DATA LISTING:

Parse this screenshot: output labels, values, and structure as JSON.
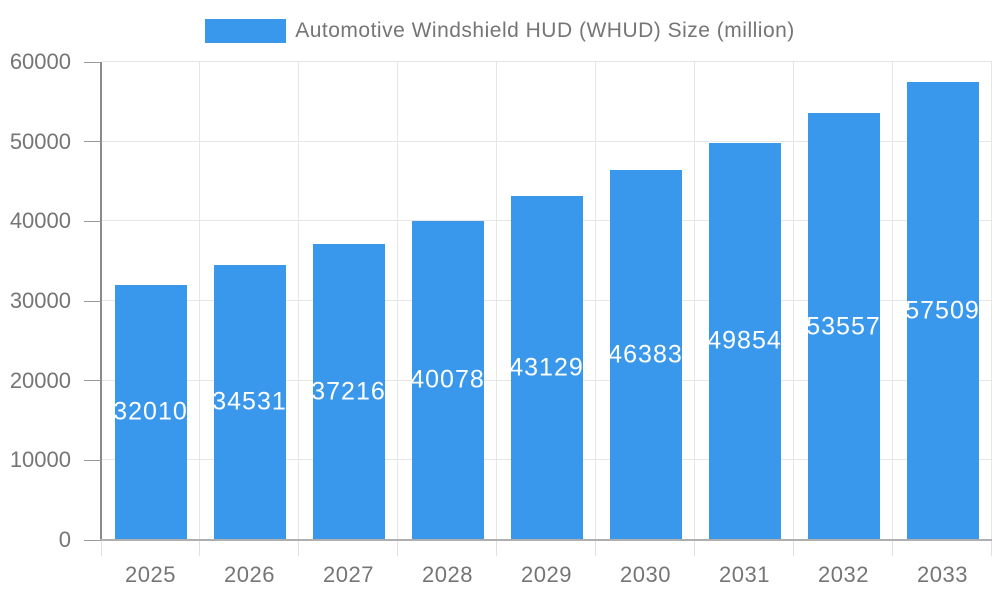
{
  "legend": {
    "label": "Automotive Windshield HUD (WHUD) Size (million)"
  },
  "chart_data": {
    "type": "bar",
    "title": "Automotive Windshield HUD (WHUD) Size (million)",
    "categories": [
      "2025",
      "2026",
      "2027",
      "2028",
      "2029",
      "2030",
      "2031",
      "2032",
      "2033"
    ],
    "values": [
      32010,
      34531,
      37216,
      40078,
      43129,
      46383,
      49854,
      53557,
      57509
    ],
    "xlabel": "",
    "ylabel": "",
    "ylim": [
      0,
      60000
    ],
    "yticks": [
      0,
      10000,
      20000,
      30000,
      40000,
      50000,
      60000
    ],
    "grid": true,
    "legend_position": "top-center",
    "colors": {
      "bar": "#3998EC",
      "bar_label": "#FFFFFF",
      "axis_text": "#757575",
      "title_text": "#757575",
      "gridline": "#E6E6E6",
      "axis_line": "#8A8A8A",
      "baseline": "#AFAFAF",
      "tick": "#999999",
      "below_tick": "#E0E0E0",
      "background": "#FFFFFF"
    }
  }
}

DIRECTIONS:
Output every entry word for word, but omit the pictures.

SOLUTION FOR THIS TASK:
Parse this screenshot: output labels, values, and structure as JSON.
{
  "legend": {
    "label": "Automotive Windshield HUD (WHUD) Size (million)"
  },
  "chart_data": {
    "type": "bar",
    "title": "Automotive Windshield HUD (WHUD) Size (million)",
    "categories": [
      "2025",
      "2026",
      "2027",
      "2028",
      "2029",
      "2030",
      "2031",
      "2032",
      "2033"
    ],
    "values": [
      32010,
      34531,
      37216,
      40078,
      43129,
      46383,
      49854,
      53557,
      57509
    ],
    "xlabel": "",
    "ylabel": "",
    "ylim": [
      0,
      60000
    ],
    "yticks": [
      0,
      10000,
      20000,
      30000,
      40000,
      50000,
      60000
    ],
    "grid": true,
    "legend_position": "top-center",
    "colors": {
      "bar": "#3998EC",
      "bar_label": "#FFFFFF",
      "axis_text": "#757575",
      "title_text": "#757575",
      "gridline": "#E6E6E6",
      "axis_line": "#8A8A8A",
      "baseline": "#AFAFAF",
      "tick": "#999999",
      "below_tick": "#E0E0E0",
      "background": "#FFFFFF"
    }
  }
}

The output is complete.